Required work: What lines of the data include the string "Stop"? Copy them all.
----- Supplied data
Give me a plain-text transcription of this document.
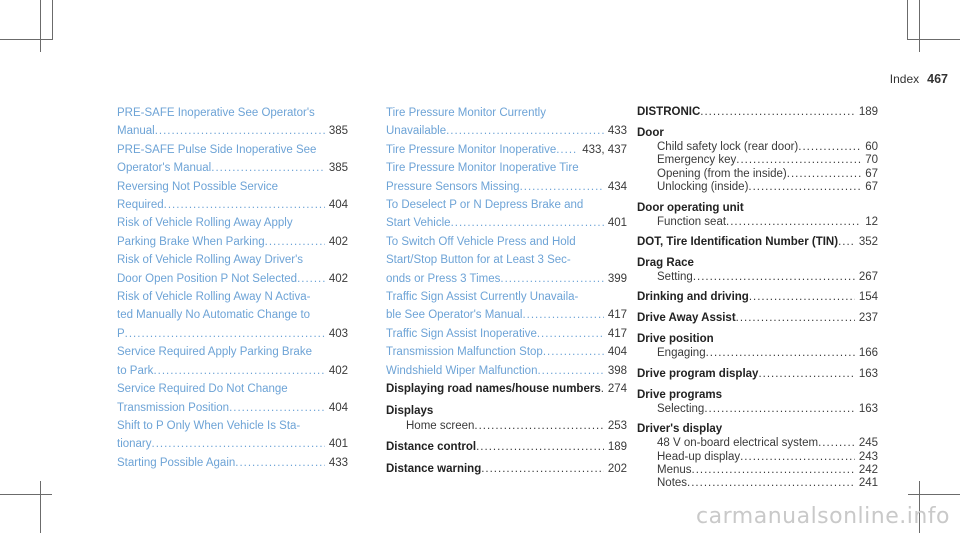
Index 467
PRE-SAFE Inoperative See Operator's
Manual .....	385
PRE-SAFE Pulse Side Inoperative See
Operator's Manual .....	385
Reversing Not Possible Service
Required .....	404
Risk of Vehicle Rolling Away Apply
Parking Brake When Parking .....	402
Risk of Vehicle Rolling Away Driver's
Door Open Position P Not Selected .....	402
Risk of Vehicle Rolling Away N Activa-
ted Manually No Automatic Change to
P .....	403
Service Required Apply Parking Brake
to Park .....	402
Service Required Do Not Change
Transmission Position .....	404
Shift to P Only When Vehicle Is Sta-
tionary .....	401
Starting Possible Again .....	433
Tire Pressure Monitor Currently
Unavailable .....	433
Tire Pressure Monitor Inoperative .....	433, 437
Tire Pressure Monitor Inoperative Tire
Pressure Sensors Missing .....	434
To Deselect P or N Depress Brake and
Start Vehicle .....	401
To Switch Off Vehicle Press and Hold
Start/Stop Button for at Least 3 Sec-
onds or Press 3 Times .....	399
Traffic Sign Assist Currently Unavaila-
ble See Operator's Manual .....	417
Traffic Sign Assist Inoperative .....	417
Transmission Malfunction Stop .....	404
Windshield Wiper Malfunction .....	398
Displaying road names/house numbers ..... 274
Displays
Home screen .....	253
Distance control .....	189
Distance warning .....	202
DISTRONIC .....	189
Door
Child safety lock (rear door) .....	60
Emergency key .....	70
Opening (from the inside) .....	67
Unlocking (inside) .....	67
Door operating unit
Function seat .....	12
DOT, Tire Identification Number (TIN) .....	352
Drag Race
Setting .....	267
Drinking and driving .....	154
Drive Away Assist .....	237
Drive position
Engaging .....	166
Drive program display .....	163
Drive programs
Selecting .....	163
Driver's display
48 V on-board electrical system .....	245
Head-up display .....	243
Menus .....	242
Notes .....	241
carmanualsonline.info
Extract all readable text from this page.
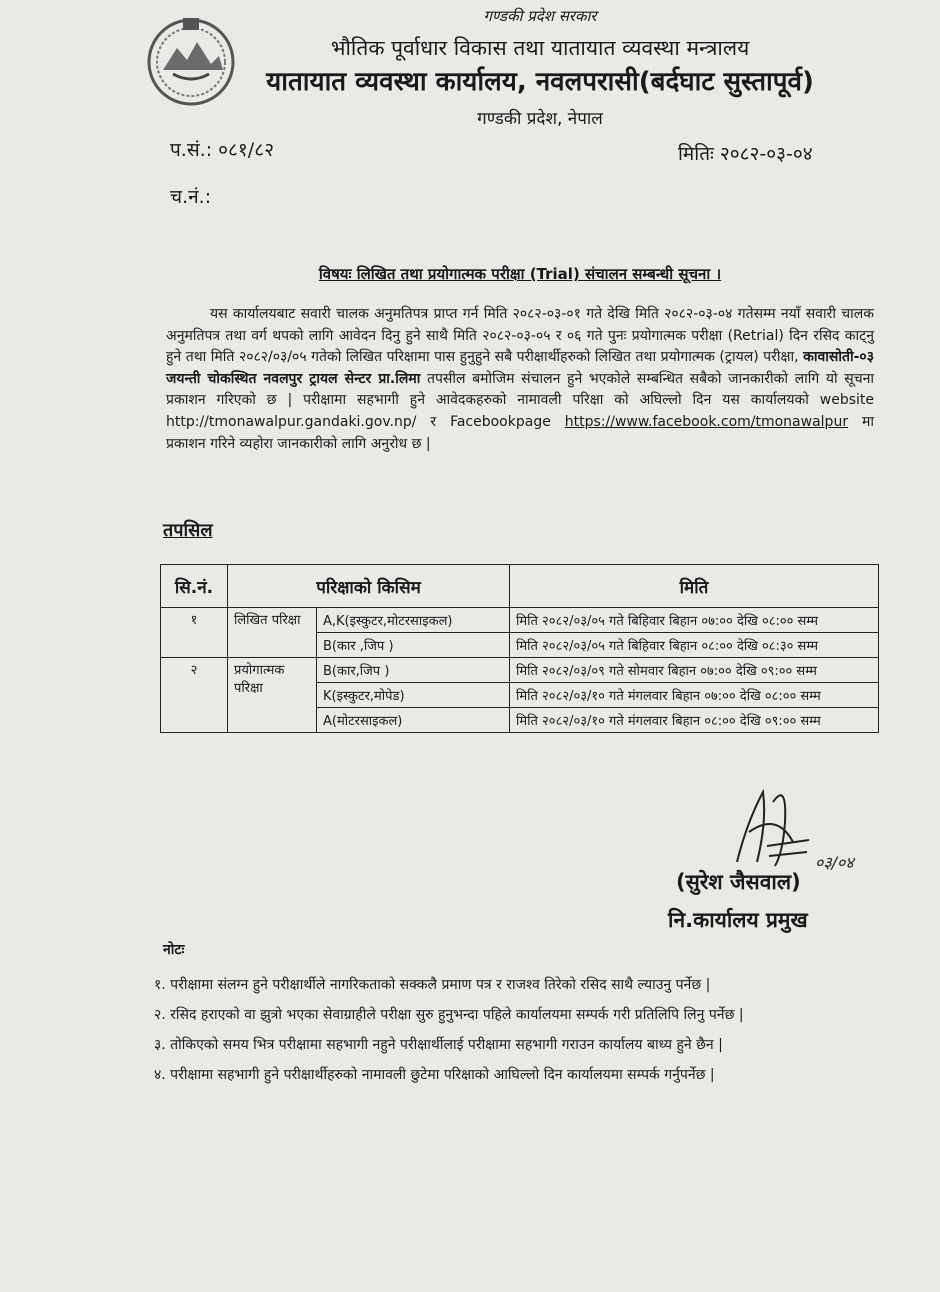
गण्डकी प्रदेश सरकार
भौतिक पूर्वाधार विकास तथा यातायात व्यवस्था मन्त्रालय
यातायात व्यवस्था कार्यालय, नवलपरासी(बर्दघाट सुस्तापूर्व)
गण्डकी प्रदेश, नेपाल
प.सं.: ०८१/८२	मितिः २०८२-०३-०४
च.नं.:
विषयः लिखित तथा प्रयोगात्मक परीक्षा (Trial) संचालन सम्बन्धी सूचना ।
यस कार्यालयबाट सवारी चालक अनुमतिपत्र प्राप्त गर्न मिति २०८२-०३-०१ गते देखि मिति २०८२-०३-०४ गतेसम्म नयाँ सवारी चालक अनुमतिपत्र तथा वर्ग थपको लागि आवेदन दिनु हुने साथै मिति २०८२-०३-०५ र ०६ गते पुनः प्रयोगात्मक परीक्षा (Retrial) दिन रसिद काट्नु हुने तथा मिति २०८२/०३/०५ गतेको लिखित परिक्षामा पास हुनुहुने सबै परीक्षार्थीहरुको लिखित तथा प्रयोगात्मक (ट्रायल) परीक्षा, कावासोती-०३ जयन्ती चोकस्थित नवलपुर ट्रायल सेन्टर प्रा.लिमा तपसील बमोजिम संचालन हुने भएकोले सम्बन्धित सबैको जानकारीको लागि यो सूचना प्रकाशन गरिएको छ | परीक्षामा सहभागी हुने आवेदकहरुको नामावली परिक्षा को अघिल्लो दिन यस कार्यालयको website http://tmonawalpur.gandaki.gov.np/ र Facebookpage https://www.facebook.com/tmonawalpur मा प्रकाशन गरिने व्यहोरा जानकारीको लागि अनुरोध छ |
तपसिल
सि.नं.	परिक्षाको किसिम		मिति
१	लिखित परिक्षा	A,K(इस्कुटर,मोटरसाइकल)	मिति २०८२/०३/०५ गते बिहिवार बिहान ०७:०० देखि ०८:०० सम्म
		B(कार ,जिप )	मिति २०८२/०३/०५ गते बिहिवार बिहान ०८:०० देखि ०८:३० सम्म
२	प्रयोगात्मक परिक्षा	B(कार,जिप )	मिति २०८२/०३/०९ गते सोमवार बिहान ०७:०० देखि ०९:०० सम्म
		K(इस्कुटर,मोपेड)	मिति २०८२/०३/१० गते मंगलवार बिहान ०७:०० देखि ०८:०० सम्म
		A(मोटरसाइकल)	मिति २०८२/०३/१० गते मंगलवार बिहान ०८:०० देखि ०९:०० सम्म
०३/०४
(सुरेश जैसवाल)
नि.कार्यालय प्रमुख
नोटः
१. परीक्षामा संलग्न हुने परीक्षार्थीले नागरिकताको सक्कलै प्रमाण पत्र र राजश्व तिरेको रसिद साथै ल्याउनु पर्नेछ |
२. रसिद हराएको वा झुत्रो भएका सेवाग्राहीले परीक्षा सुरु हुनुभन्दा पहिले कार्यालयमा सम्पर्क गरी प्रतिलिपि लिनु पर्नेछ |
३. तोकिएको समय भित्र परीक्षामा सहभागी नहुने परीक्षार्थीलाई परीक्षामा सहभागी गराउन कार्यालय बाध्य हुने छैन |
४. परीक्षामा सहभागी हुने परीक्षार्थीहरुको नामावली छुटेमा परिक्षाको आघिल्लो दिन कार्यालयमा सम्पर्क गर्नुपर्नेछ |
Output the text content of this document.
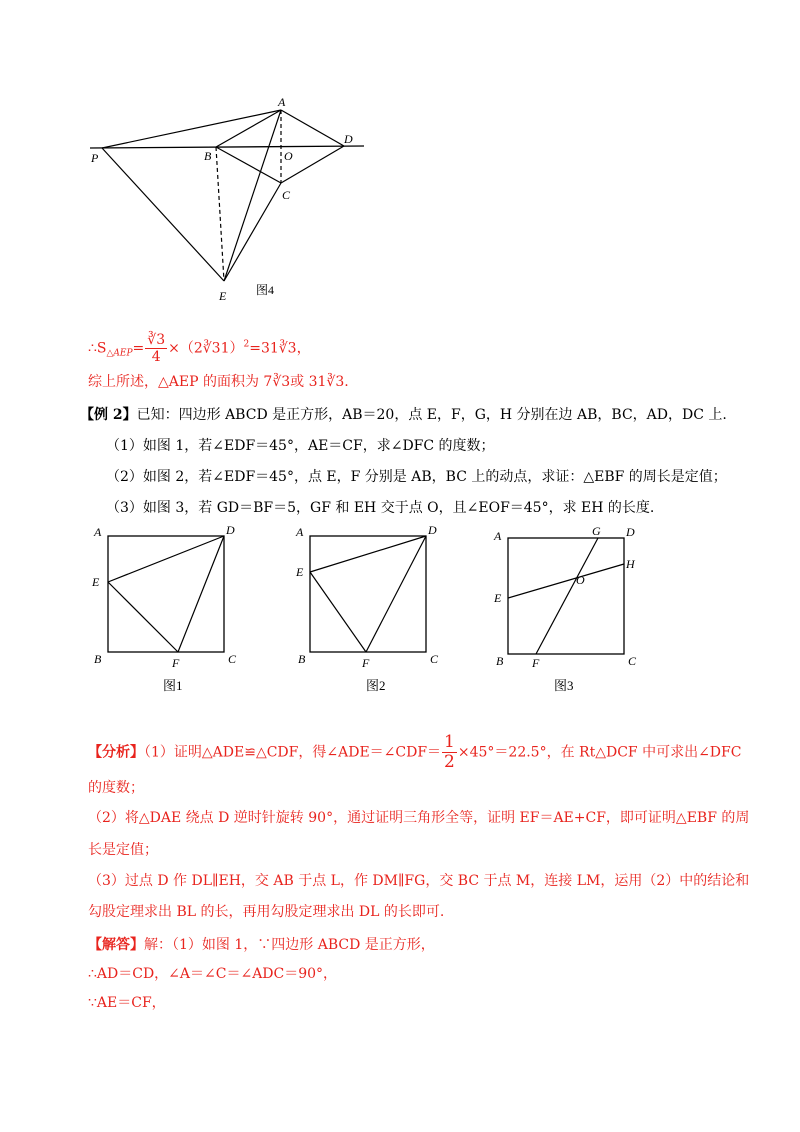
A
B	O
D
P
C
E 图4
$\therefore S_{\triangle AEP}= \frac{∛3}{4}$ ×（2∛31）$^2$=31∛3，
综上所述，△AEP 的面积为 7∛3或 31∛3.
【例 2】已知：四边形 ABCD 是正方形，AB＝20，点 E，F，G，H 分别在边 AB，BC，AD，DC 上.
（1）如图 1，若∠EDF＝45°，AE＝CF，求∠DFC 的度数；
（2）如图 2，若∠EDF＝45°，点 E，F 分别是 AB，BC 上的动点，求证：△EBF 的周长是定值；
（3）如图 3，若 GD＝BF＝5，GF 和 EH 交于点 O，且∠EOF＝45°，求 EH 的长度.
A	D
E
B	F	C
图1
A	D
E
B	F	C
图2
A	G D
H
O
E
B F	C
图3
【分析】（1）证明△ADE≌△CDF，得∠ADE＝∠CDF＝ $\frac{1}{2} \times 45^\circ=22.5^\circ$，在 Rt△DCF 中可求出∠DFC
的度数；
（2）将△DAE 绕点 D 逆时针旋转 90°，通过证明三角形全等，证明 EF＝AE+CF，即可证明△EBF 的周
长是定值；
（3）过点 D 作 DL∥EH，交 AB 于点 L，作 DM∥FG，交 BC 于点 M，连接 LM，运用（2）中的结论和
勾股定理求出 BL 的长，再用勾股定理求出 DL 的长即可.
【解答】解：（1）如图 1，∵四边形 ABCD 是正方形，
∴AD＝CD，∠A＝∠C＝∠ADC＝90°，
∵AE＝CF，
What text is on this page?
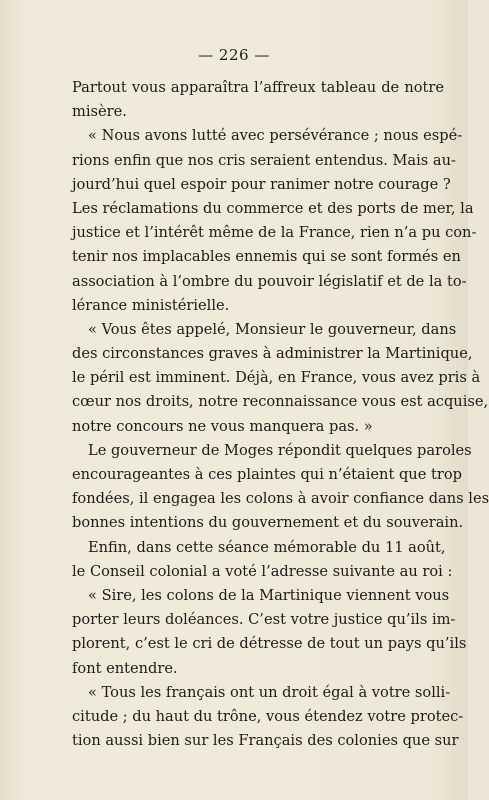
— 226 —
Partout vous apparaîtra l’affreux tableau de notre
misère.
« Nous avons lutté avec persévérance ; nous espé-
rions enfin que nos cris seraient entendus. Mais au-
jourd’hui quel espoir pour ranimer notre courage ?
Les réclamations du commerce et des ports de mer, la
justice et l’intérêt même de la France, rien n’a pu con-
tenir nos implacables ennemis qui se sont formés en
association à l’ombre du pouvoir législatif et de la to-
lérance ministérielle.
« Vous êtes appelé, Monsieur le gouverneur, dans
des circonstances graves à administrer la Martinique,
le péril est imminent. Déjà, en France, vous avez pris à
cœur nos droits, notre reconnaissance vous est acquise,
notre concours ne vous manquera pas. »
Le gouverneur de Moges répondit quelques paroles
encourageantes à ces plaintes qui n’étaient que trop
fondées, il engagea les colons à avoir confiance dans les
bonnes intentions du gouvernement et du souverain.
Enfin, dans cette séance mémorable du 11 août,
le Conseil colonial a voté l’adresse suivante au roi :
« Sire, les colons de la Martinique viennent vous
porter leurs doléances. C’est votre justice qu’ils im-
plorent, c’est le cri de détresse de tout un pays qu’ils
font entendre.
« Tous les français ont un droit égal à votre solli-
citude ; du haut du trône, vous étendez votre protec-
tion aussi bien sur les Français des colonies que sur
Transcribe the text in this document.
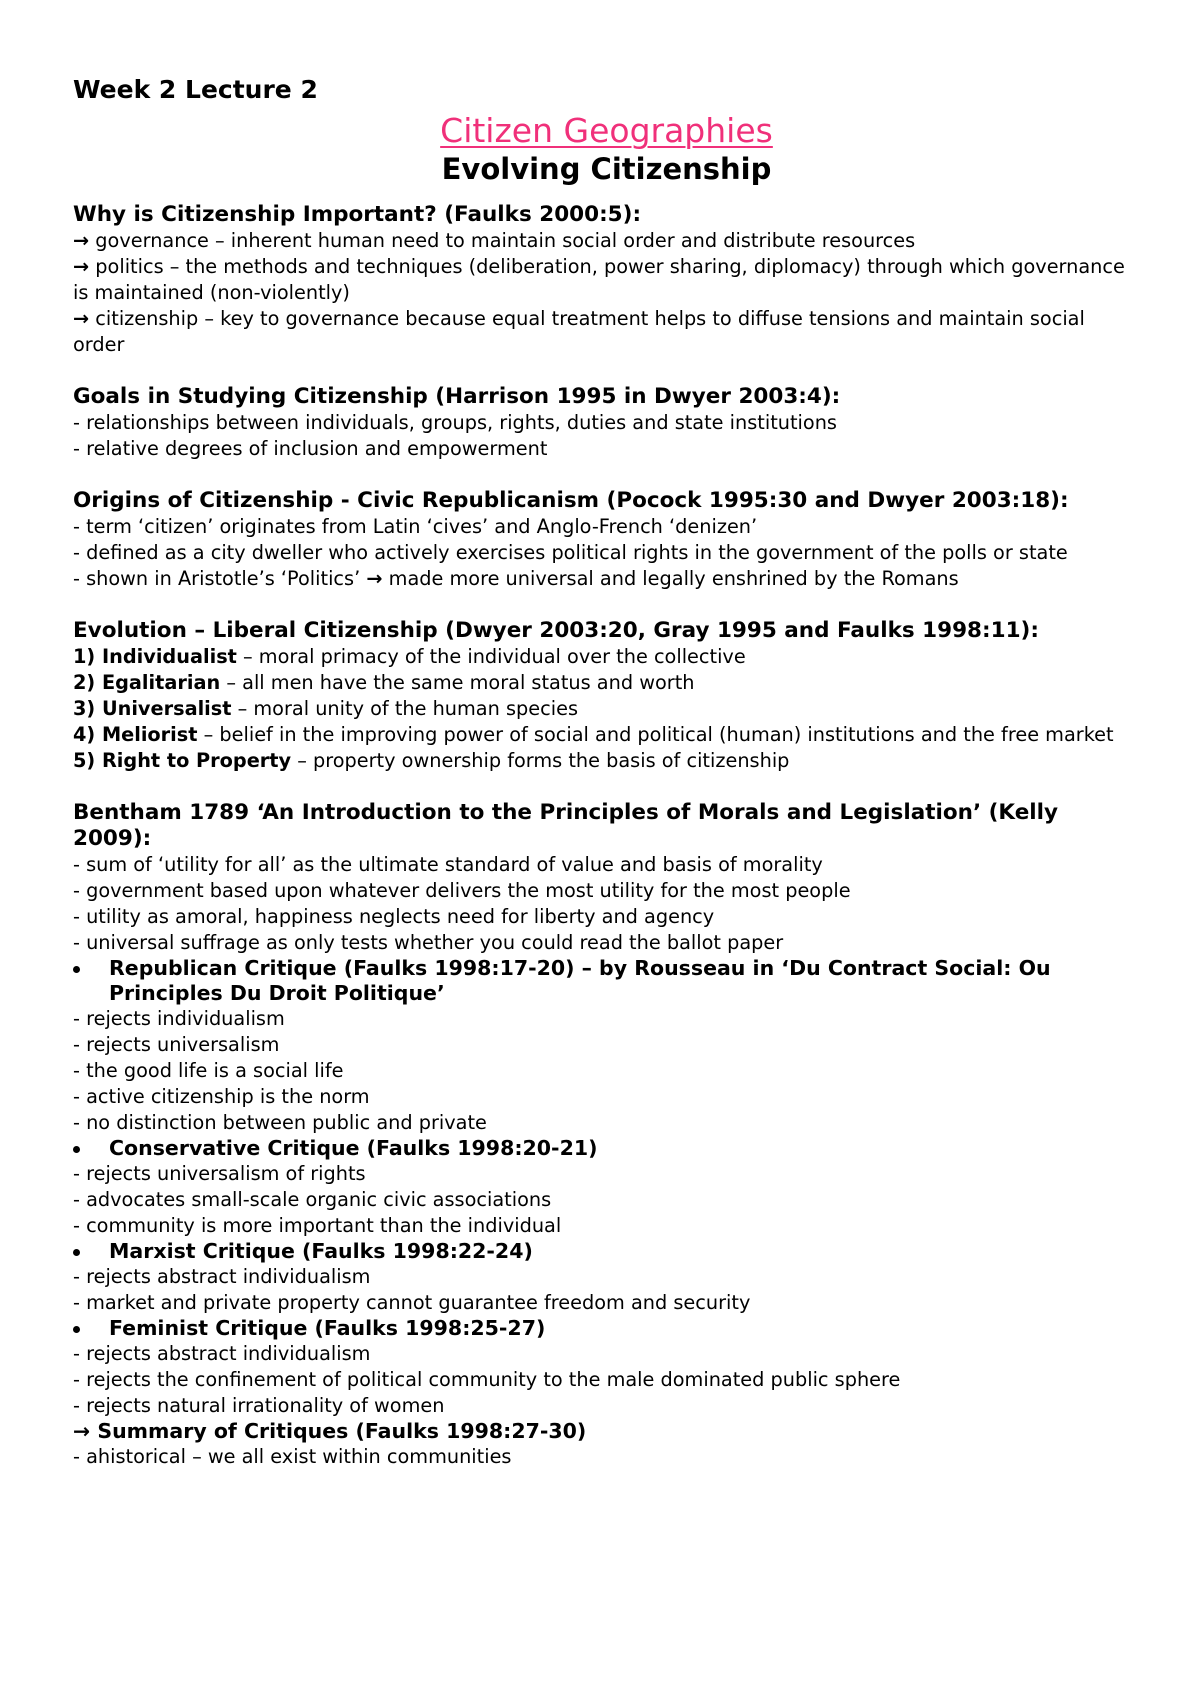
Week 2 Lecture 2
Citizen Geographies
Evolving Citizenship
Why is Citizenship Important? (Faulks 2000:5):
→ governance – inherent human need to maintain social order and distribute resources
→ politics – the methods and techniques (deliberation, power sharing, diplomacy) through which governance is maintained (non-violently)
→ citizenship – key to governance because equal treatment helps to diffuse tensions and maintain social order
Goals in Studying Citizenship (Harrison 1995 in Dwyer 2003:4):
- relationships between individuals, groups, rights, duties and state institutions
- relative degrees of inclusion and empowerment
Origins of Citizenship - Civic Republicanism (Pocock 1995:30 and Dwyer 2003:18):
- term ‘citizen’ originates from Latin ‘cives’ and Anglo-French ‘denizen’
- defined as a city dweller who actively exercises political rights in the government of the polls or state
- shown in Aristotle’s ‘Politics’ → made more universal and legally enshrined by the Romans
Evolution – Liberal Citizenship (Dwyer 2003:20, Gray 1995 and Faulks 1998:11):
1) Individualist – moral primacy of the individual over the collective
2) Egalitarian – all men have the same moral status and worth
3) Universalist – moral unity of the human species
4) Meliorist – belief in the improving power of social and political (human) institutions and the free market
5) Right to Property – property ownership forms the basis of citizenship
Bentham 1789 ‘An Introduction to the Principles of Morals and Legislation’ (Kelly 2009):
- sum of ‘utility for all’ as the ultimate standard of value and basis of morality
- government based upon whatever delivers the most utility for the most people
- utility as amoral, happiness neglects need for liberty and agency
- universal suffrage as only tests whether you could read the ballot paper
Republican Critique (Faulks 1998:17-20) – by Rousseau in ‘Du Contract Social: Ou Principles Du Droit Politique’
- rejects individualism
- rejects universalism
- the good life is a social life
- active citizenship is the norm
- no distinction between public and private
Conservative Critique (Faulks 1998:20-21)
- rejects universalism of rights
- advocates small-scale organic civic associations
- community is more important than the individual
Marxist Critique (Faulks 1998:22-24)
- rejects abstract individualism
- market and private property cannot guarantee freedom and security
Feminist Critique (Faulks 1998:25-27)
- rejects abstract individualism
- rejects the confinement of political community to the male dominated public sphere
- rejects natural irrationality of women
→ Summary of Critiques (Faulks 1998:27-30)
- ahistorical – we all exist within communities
----------
Finished task:
Start/Stop Button for at Least 3 Sec-
Transmission Malfunction Stop .....	404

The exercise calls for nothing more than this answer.